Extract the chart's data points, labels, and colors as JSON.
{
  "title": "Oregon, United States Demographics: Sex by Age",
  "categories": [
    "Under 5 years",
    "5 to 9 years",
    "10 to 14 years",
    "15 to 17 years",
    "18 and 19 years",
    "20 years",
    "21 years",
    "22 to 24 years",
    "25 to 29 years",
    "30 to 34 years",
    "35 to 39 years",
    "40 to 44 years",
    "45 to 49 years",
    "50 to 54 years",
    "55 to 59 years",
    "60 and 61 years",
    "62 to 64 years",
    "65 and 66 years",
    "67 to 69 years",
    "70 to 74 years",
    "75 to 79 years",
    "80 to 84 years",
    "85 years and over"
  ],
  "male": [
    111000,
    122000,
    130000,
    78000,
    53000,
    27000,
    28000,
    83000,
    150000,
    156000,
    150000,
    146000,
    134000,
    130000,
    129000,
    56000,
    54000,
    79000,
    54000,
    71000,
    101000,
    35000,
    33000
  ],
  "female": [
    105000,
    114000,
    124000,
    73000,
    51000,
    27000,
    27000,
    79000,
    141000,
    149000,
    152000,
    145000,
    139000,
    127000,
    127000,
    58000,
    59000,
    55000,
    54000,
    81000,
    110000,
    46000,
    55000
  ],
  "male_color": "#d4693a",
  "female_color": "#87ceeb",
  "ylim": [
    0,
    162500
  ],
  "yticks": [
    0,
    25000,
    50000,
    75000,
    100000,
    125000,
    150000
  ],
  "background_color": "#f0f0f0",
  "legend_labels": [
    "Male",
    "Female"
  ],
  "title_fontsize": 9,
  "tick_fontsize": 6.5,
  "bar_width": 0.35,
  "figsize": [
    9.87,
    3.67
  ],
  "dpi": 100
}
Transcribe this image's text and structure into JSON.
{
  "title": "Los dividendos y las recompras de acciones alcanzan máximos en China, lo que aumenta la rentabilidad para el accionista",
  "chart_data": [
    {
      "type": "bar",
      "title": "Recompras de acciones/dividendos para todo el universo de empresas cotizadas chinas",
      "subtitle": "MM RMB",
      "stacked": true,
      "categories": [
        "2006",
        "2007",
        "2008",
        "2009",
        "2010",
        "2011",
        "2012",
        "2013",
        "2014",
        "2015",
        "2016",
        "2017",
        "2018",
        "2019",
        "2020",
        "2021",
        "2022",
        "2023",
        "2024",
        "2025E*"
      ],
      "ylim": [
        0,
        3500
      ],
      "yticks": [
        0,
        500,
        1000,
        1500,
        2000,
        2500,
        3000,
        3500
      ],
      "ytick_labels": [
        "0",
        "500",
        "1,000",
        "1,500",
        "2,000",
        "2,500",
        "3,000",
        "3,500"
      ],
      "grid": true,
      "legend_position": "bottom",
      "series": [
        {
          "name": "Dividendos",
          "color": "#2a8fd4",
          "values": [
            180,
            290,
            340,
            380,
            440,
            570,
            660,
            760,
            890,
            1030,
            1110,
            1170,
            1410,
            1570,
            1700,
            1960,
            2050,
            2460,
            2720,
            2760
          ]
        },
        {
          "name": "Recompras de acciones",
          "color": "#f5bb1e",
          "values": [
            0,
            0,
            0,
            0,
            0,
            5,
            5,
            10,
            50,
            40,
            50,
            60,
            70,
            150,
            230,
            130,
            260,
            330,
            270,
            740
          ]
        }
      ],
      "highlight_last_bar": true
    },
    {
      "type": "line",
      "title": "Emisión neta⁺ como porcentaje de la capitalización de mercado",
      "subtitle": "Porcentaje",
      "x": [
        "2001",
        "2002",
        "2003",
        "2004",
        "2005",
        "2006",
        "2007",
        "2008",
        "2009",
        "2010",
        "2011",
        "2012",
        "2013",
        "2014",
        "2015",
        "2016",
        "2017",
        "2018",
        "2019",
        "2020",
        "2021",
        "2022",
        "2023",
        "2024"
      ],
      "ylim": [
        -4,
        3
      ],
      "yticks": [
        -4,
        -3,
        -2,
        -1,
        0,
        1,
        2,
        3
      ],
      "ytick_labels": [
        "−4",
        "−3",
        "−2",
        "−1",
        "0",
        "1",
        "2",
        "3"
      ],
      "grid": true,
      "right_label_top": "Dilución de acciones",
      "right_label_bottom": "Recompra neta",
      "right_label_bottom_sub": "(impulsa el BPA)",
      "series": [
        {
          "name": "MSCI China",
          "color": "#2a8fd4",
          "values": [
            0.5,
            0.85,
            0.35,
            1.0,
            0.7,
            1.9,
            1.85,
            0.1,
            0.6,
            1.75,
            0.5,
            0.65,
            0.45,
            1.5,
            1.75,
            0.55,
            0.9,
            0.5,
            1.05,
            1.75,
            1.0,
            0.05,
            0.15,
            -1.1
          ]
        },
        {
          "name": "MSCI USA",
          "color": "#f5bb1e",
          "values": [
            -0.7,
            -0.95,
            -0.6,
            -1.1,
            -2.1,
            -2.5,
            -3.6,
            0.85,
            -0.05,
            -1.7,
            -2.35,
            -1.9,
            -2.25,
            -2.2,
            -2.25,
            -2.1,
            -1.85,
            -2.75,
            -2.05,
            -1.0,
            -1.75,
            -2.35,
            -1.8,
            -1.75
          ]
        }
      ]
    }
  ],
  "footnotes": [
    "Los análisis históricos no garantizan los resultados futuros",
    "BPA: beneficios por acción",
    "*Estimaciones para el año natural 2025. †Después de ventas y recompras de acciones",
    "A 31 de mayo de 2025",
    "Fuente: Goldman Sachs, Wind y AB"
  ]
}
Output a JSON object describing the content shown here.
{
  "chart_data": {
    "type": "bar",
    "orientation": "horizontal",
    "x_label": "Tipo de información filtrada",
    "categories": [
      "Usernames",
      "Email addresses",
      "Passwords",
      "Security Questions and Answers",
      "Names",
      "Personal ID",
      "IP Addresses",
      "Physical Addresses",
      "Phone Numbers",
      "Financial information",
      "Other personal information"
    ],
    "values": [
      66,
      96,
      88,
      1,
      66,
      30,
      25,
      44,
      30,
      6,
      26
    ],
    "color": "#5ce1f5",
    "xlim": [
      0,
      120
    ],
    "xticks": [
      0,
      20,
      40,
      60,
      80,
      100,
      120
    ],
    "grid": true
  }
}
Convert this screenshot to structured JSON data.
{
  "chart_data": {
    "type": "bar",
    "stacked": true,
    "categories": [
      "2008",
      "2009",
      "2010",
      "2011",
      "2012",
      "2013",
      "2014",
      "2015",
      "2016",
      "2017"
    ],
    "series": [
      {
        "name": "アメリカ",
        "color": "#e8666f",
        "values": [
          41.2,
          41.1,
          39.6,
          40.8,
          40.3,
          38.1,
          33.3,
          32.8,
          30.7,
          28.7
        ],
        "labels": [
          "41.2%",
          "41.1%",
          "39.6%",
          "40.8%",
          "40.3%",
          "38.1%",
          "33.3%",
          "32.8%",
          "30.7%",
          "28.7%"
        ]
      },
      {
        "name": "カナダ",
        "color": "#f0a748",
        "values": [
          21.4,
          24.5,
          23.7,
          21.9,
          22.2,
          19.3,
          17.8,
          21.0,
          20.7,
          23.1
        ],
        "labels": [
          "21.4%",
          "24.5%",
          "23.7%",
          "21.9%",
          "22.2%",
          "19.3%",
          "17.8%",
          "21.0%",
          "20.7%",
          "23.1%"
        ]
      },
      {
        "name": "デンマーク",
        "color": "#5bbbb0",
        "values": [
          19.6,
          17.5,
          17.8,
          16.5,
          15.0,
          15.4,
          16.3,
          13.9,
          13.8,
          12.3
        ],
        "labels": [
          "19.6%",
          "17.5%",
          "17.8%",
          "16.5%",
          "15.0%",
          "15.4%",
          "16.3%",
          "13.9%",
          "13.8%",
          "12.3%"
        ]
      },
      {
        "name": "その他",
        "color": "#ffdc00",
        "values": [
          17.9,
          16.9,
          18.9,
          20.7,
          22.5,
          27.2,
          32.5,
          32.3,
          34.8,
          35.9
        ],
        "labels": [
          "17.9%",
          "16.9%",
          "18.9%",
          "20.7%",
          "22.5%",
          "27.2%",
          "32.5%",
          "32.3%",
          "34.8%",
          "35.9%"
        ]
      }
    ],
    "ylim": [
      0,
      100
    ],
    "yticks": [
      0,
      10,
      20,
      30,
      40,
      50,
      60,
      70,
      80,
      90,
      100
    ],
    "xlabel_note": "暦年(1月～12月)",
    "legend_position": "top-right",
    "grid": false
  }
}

## Work instructions
From the entries above, extract every line where the word "this" appears.

## Task answer
Transcribe this image's text and structure into JSON.
Convert this screenshot to structured JSON data.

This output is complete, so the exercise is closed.